◆ **AIM**:
Copy out every record below, word for word.

◆ **INPUT DATA**:
-*-*-

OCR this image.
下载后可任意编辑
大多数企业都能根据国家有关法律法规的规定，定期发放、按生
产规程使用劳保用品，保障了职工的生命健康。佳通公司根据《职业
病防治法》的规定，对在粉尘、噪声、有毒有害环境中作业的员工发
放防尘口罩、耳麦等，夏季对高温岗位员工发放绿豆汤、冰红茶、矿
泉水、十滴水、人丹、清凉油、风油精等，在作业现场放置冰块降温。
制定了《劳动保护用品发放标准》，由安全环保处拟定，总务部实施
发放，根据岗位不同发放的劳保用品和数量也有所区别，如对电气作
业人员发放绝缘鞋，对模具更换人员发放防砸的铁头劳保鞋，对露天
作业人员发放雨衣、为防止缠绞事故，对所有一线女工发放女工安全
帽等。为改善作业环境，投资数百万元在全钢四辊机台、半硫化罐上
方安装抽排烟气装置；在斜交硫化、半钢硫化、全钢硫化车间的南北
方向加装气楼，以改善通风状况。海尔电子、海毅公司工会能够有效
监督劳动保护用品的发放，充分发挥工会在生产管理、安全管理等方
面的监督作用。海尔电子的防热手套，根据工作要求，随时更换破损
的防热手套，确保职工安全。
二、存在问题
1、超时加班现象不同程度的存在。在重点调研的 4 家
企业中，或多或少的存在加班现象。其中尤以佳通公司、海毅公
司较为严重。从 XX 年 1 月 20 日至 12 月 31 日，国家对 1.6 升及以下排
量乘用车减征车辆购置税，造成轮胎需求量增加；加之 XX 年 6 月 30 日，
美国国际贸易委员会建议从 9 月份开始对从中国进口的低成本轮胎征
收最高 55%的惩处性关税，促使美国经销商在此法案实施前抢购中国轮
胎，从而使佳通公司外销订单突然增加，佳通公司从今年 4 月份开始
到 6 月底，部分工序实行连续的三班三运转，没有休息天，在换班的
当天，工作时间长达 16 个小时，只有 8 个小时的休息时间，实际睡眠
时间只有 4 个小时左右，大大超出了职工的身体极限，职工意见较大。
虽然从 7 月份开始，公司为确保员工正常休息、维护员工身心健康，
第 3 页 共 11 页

-*-*-

◆ **ANSWER TO THE PROBLEM**:
OCR this image.
下载后可任意编辑
大多数企业都能根据国家有关法律法规的规定，定期发放、按生
产规程使用劳保用品，保障了职工的生命健康。佳通公司根据《职业
病防治法》的规定，对在粉尘、噪声、有毒有害环境中作业的员工发
放防尘口罩、耳麦等，夏季对高温岗位员工发放绿豆汤、冰红茶、矿
泉水、十滴水、人丹、清凉油、风油精等，在作业现场放置冰块降温。
制定了《劳动保护用品发放标准》，由安全环保处拟定，总务部实施
发放，根据岗位不同发放的劳保用品和数量也有所区别，如对电气作
业人员发放绝缘鞋，对模具更换人员发放防砸的铁头劳保鞋，对露天
作业人员发放雨衣、为防止缠绞事故，对所有一线女工发放女工安全
帽等。为改善作业环境，投资数百万元在全钢四辊机台、半硫化罐上
方安装抽排烟气装置；在斜交硫化、半钢硫化、全钢硫化车间的南北
方向加装气楼，以改善通风状况。海尔电子、海毅公司工会能够有效
监督劳动保护用品的发放，充分发挥工会在生产管理、安全管理等方
面的监督作用。海尔电子的防热手套，根据工作要求，随时更换破损
的防热手套，确保职工安全。
二、存在问题
1、超时加班现象不同程度的存在。在重点调研的 4 家
企业中，或多或少的存在加班现象。其中尤以佳通公司、海毅公
司较为严重。从 XX 年 1 月 20 日至 12 月 31 日，国家对 1.6 升及以下排
量乘用车减征车辆购置税，造成轮胎需求量增加；加之 XX 年 6 月 30 日，
美国国际贸易委员会建议从 9 月份开始对从中国进口的低成本轮胎征
收最高 55%的惩处性关税，促使美国经销商在此法案实施前抢购中国轮
胎，从而使佳通公司外销订单突然增加，佳通公司从今年 4 月份开始
到 6 月底，部分工序实行连续的三班三运转，没有休息天，在换班的
当天，工作时间长达 16 个小时，只有 8 个小时的休息时间，实际睡眠
时间只有 4 个小时左右，大大超出了职工的身体极限，职工意见较大。
虽然从 7 月份开始，公司为确保员工正常休息、维护员工身心健康，
第 3 页 共 11 页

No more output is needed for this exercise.